[Supplied data start]

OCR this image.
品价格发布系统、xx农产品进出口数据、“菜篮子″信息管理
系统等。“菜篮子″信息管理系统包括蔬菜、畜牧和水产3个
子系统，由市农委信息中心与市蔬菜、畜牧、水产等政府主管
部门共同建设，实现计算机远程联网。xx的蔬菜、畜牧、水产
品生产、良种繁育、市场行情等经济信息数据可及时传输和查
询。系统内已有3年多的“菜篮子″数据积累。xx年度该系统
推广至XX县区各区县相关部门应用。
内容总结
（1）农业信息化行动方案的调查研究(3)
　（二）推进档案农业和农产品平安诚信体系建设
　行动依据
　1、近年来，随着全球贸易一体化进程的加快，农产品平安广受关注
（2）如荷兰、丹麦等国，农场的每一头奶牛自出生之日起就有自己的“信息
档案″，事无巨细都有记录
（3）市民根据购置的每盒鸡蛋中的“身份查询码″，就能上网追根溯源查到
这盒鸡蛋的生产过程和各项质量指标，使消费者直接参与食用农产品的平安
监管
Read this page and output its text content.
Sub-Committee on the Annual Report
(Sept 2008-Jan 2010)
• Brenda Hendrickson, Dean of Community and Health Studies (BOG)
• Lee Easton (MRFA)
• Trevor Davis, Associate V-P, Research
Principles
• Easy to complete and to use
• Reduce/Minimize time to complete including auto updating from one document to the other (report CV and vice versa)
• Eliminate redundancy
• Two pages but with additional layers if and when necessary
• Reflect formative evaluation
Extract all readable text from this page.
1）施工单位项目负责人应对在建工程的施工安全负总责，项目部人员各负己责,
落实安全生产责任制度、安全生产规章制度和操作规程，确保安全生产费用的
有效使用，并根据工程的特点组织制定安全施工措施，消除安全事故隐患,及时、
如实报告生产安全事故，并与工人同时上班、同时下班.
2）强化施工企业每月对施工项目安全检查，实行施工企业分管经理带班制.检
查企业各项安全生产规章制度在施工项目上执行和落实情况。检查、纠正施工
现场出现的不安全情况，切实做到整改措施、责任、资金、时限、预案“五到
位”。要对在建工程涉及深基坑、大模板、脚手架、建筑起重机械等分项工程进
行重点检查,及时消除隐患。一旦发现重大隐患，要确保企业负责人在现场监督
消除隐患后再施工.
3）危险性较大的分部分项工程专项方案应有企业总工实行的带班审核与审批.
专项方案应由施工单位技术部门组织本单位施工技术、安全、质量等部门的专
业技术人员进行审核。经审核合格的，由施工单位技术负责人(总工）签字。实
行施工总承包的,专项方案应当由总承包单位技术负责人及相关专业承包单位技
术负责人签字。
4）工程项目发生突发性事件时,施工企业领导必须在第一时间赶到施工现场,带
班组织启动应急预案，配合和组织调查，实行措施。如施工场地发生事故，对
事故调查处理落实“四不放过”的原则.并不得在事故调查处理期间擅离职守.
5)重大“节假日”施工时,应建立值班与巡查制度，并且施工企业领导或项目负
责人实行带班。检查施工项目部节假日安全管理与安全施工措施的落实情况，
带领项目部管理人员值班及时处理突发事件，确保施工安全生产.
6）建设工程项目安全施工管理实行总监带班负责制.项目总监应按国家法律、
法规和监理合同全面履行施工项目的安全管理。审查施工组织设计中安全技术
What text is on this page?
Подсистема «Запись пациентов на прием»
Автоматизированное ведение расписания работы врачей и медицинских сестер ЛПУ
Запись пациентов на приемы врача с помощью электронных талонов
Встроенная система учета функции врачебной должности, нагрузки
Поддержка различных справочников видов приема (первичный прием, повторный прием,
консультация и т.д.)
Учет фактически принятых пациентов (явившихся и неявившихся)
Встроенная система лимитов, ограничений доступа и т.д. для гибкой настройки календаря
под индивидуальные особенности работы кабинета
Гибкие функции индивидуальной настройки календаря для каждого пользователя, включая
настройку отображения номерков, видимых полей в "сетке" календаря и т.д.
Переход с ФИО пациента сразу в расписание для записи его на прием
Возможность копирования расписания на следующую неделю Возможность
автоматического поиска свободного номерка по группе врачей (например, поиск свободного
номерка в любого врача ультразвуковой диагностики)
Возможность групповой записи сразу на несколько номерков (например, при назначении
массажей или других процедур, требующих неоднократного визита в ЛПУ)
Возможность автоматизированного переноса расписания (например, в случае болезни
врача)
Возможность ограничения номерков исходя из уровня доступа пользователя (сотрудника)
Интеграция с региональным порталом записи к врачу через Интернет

[Supplied data end]

**Short exercise:** Copy out the full material exactly as it appears.

**Correct answer:**
OCR this image.
品价格发布系统、xx农产品进出口数据、“菜篮子″信息管理
系统等。“菜篮子″信息管理系统包括蔬菜、畜牧和水产3个
子系统，由市农委信息中心与市蔬菜、畜牧、水产等政府主管
部门共同建设，实现计算机远程联网。xx的蔬菜、畜牧、水产
品生产、良种繁育、市场行情等经济信息数据可及时传输和查
询。系统内已有3年多的“菜篮子″数据积累。xx年度该系统
推广至XX县区各区县相关部门应用。
内容总结
（1）农业信息化行动方案的调查研究(3)
　（二）推进档案农业和农产品平安诚信体系建设
　行动依据
　1、近年来，随着全球贸易一体化进程的加快，农产品平安广受关注
（2）如荷兰、丹麦等国，农场的每一头奶牛自出生之日起就有自己的“信息
档案″，事无巨细都有记录
（3）市民根据购置的每盒鸡蛋中的“身份查询码″，就能上网追根溯源查到
这盒鸡蛋的生产过程和各项质量指标，使消费者直接参与食用农产品的平安
监管
Read this page and output its text content.
Sub-Committee on the Annual Report
(Sept 2008-Jan 2010)
• Brenda Hendrickson, Dean of Community and Health Studies (BOG)
• Lee Easton (MRFA)
• Trevor Davis, Associate V-P, Research
Principles
• Easy to complete and to use
• Reduce/Minimize time to complete including auto updating from one document to the other (report CV and vice versa)
• Eliminate redundancy
• Two pages but with additional layers if and when necessary
• Reflect formative evaluation
Extract all readable text from this page.
1）施工单位项目负责人应对在建工程的施工安全负总责，项目部人员各负己责,
落实安全生产责任制度、安全生产规章制度和操作规程，确保安全生产费用的
有效使用，并根据工程的特点组织制定安全施工措施，消除安全事故隐患,及时、
如实报告生产安全事故，并与工人同时上班、同时下班.
2）强化施工企业每月对施工项目安全检查，实行施工企业分管经理带班制.检
查企业各项安全生产规章制度在施工项目上执行和落实情况。检查、纠正施工
现场出现的不安全情况，切实做到整改措施、责任、资金、时限、预案“五到
位”。要对在建工程涉及深基坑、大模板、脚手架、建筑起重机械等分项工程进
行重点检查,及时消除隐患。一旦发现重大隐患，要确保企业负责人在现场监督
消除隐患后再施工.
3）危险性较大的分部分项工程专项方案应有企业总工实行的带班审核与审批.
专项方案应由施工单位技术部门组织本单位施工技术、安全、质量等部门的专
业技术人员进行审核。经审核合格的，由施工单位技术负责人(总工）签字。实
行施工总承包的,专项方案应当由总承包单位技术负责人及相关专业承包单位技
术负责人签字。
4）工程项目发生突发性事件时,施工企业领导必须在第一时间赶到施工现场,带
班组织启动应急预案，配合和组织调查，实行措施。如施工场地发生事故，对
事故调查处理落实“四不放过”的原则.并不得在事故调查处理期间擅离职守.
5)重大“节假日”施工时,应建立值班与巡查制度，并且施工企业领导或项目负
责人实行带班。检查施工项目部节假日安全管理与安全施工措施的落实情况，
带领项目部管理人员值班及时处理突发事件，确保施工安全生产.
6）建设工程项目安全施工管理实行总监带班负责制.项目总监应按国家法律、
法规和监理合同全面履行施工项目的安全管理。审查施工组织设计中安全技术
What text is on this page?
Подсистема «Запись пациентов на прием»
Автоматизированное ведение расписания работы врачей и медицинских сестер ЛПУ
Запись пациентов на приемы врача с помощью электронных талонов
Встроенная система учета функции врачебной должности, нагрузки
Поддержка различных справочников видов приема (первичный прием, повторный прием,
консультация и т.д.)
Учет фактически принятых пациентов (явившихся и неявившихся)
Встроенная система лимитов, ограничений доступа и т.д. для гибкой настройки календаря
под индивидуальные особенности работы кабинета
Гибкие функции индивидуальной настройки календаря для каждого пользователя, включая
настройку отображения номерков, видимых полей в "сетке" календаря и т.д.
Переход с ФИО пациента сразу в расписание для записи его на прием
Возможность копирования расписания на следующую неделю Возможность
автоматического поиска свободного номерка по группе врачей (например, поиск свободного
номерка в любого врача ультразвуковой диагностики)
Возможность групповой записи сразу на несколько номерков (например, при назначении
массажей или других процедур, требующих неоднократного визита в ЛПУ)
Возможность автоматизированного переноса расписания (например, в случае болезни
врача)
Возможность ограничения номерков исходя из уровня доступа пользователя (сотрудника)
Интеграция с региональным порталом записи к врачу через Интернет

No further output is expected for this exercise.